Problem
Output every line of the data exactly as it appears.

Data section

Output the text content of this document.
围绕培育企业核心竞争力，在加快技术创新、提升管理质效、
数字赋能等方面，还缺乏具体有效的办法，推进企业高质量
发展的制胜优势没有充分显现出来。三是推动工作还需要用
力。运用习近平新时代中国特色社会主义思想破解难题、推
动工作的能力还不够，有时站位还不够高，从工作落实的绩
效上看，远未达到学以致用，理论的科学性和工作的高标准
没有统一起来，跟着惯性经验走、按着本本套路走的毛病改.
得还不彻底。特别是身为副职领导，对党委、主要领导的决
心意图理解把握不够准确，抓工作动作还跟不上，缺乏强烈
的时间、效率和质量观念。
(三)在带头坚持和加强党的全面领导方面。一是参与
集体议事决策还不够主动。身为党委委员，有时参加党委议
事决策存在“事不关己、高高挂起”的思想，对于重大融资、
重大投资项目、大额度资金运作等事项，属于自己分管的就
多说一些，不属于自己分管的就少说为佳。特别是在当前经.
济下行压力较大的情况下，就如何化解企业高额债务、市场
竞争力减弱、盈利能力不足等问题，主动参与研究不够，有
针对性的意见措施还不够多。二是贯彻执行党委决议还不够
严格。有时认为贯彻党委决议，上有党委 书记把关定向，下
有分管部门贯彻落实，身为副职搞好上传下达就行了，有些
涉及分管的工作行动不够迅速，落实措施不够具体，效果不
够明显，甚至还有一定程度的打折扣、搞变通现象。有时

The output
Output the text content of this document.
围绕培育企业核心竞争力，在加快技术创新、提升管理质效、
数字赋能等方面，还缺乏具体有效的办法，推进企业高质量
发展的制胜优势没有充分显现出来。三是推动工作还需要用
力。运用习近平新时代中国特色社会主义思想破解难题、推
动工作的能力还不够，有时站位还不够高，从工作落实的绩
效上看，远未达到学以致用，理论的科学性和工作的高标准
没有统一起来，跟着惯性经验走、按着本本套路走的毛病改.
得还不彻底。特别是身为副职领导，对党委、主要领导的决
心意图理解把握不够准确，抓工作动作还跟不上，缺乏强烈
的时间、效率和质量观念。
(三)在带头坚持和加强党的全面领导方面。一是参与
集体议事决策还不够主动。身为党委委员，有时参加党委议
事决策存在“事不关己、高高挂起”的思想，对于重大融资、
重大投资项目、大额度资金运作等事项，属于自己分管的就
多说一些，不属于自己分管的就少说为佳。特别是在当前经.
济下行压力较大的情况下，就如何化解企业高额债务、市场
竞争力减弱、盈利能力不足等问题，主动参与研究不够，有
针对性的意见措施还不够多。二是贯彻执行党委决议还不够
严格。有时认为贯彻党委决议，上有党委 书记把关定向，下
有分管部门贯彻落实，身为副职搞好上传下达就行了，有些
涉及分管的工作行动不够迅速，落实措施不够具体，效果不
够明显，甚至还有一定程度的打折扣、搞变通现象。有时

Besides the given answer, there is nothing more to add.